** Opening Extracted text block **

Johnson suggested the inspector general’s tactics could be a form of “damage control” to intimidate other would-be whistleblowers into silence.
Dr. Christopher Kirkpatrick, a psychologist at the VA’s Tomah, Wis., clinic, committed suicide after he was fired for asking questions about the overmedication of patients there.
The Tomah facility has come to be known as “Candyland” due to a series of allegations that VA physicians prescribed an inordinate amount of opiates to veterans seeking treatment.
Sean Kirkpatrick, brother of Christopher Kirkpatrick, testified on behalf of his deceased brother, telling the committee that Christopher Kirkpatrick was chastised for alerting his superiors to the fact that many of his therapy patients were lethargic and unresponsive due to the quantity of drugs they had been given.
Christopher Kirkpatrick was instructed not to discuss the treatment decisions of VA physicians. He was also told not to answer veterans’ questions about their own medications.
Johnson said it was “obvious” Christopher Kirkpatrick had been terminated because of his whistleblowing, not because of the “flimsy” excuses put forward by the VA.
Brendan Coleman, an addiction therapist at the VA facility in Phoenix, was placed on administrative leave after raising concerns that internal negligence had played a role in six of his patients committing suicide.

** Closing Extracted text block **
** Opening Recorded data block **

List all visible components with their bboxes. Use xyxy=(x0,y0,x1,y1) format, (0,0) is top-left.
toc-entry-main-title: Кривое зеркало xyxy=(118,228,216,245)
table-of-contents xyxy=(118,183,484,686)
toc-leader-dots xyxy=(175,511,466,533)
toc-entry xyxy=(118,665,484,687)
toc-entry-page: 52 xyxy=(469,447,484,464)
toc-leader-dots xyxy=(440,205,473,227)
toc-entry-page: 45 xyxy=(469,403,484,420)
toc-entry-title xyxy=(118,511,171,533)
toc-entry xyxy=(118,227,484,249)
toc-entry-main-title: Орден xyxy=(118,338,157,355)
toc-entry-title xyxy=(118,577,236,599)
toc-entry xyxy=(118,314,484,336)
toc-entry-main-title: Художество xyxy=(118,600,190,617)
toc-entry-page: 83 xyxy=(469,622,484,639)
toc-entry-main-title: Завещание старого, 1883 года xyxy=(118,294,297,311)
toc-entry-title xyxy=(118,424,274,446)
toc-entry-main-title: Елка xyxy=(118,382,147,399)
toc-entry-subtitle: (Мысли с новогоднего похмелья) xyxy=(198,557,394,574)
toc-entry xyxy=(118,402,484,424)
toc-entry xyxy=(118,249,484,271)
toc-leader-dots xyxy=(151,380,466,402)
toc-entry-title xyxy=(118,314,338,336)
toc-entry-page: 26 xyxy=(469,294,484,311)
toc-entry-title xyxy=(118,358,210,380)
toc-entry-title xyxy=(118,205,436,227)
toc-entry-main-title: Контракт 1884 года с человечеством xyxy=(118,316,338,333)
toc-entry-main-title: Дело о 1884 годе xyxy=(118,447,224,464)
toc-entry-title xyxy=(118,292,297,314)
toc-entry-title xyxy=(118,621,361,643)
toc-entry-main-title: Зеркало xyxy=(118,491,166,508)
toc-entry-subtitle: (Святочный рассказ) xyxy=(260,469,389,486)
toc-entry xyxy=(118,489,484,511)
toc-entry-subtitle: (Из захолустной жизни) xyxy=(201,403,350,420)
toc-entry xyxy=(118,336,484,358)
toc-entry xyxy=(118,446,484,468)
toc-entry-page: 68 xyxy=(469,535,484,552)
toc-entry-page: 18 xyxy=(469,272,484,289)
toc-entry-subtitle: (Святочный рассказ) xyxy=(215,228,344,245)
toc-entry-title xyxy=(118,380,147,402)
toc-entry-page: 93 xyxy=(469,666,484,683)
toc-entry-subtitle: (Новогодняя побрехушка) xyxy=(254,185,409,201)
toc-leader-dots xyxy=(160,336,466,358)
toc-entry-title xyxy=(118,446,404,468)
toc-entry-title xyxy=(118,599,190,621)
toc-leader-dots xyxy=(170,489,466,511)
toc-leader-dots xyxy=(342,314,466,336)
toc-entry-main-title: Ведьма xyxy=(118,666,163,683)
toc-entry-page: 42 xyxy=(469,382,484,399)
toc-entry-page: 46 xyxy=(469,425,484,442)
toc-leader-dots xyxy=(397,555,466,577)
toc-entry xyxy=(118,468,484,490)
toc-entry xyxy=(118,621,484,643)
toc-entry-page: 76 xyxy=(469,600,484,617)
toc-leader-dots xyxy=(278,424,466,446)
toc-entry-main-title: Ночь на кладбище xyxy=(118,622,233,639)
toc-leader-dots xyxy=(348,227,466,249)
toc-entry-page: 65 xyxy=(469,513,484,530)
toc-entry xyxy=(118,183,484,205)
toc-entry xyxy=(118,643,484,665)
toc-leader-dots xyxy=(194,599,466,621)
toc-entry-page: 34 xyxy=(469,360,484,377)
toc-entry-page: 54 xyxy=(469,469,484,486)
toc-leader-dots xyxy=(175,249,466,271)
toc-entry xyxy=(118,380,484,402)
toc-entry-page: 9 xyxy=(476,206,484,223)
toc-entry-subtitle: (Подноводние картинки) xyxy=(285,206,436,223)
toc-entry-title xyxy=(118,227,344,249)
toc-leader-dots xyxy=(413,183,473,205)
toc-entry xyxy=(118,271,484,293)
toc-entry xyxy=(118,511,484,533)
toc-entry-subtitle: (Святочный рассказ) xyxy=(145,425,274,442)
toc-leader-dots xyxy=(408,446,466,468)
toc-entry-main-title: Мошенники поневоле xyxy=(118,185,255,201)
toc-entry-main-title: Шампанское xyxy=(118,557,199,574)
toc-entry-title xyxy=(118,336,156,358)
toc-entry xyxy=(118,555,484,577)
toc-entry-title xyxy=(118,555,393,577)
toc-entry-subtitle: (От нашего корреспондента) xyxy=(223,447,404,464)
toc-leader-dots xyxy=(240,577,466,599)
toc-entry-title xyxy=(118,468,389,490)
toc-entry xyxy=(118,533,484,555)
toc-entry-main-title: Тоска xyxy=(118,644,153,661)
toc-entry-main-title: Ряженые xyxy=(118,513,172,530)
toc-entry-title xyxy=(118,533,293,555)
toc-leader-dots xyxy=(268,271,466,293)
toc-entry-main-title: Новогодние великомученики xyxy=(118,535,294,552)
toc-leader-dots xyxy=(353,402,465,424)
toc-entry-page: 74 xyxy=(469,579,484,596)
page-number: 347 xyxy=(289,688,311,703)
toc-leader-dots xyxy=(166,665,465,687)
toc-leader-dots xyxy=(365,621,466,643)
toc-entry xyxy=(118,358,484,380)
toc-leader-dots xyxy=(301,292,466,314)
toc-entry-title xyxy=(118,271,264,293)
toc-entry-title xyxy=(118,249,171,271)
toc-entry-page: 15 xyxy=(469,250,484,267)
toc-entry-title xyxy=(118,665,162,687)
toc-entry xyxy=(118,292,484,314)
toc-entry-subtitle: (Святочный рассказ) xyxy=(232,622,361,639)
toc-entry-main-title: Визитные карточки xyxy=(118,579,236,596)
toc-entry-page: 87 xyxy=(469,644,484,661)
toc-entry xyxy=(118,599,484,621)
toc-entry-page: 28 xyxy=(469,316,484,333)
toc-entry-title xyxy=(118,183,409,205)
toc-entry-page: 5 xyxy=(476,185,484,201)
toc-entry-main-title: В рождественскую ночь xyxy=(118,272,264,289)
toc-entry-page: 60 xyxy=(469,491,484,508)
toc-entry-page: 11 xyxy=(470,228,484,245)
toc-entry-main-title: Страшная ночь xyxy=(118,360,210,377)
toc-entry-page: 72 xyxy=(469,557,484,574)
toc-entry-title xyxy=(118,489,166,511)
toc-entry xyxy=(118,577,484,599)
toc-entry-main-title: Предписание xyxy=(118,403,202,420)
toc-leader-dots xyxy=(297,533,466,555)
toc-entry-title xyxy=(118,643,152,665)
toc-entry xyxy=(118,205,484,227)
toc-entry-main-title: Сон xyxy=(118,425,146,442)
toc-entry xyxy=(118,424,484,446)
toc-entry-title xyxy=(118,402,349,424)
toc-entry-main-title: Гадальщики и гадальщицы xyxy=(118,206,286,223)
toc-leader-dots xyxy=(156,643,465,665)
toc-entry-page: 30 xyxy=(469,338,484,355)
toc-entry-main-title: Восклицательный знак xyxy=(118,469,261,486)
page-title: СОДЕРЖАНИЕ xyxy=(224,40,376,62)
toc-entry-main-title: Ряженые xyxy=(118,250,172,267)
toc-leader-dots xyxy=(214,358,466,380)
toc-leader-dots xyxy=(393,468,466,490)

** Closing Recorded data block **

[Check your understanding]
A - Print the passage about VA whistleblowers word for word, everything from "Christopher Kirkpatrick was instructed" down to "their own medications.".
B - Proceed with the passage about VA whistleblowers, writing what comes after its final sentence.
The data has no connection to the passage about VA whistleblowers.

[Answers below]
A -
Christopher Kirkpatrick was instructed not to discuss the treatment decisions of VA physicians. He was also told not to answer veterans’ questions about their own medications.

B -
Coleman said he had, on several occasions, physically walked suicidal veterans into the emergency room for treatment, only to have them wander off without the VA staff noticing. He said suicidal veterans were sometimes being watched by “janitors and volunteers” instead of qualified professionals.
After he brought the problems to the attention of his supervisors, a VA social worker violated medical confidentiality laws by pulling Coleman’s medical records. Managers at the Phoenix VA hospital soon attempted to use information they learned from Coleman’s records against him in response to his whistleblowing, openly questioning his “mental health” and eventually dismissing him for threatening colleagues, an accusation he denies.
Another VA whistleblower, Joseph Colon, reported to Congress and the agency’s inspector general a number of issues he encountered at a VA facility in Puerto Rico before he was placed under multiple investigations and briefly suspended.
Colon highlighted the fact that some physicians were treating veterans without a medical license and that a doctor had attempted to falsify a patient’s medical records to cover up a mistake in his treatment.
He also blew the whistle on a VA director who was promoted even though the staff under his supervision had not helped elderly veterans who needed assistance with bathing, eating and going to the bathroom.
Colon’s access to email was inexplicably cut off and his office was moved to a windowless room after he reported the internal wrongdoing.
“Management here in San Juan, Puerto Rico, actually reward people that actually help them build a case to fire a whistleblower,” Colon told lawmakers.
The Office of Special Counsel, which assists whistleblowers in retaliation cases, expressed frustration with the VA in a letter to the president that blasted the agency for failing to fire any of the officials involved in a high-profile health care scandal at the Phoenix hospital.
Carolyn Lerner, head of the Office of Special Counsel, said Tuesday 35 percent of all retaliation cases filed to her office will come from the VA this year.
Lerner testified that the VA filed more cases with the Office of Special Counsel last year than the Pentagon, even though the Department of Defense employs twice as many civilians.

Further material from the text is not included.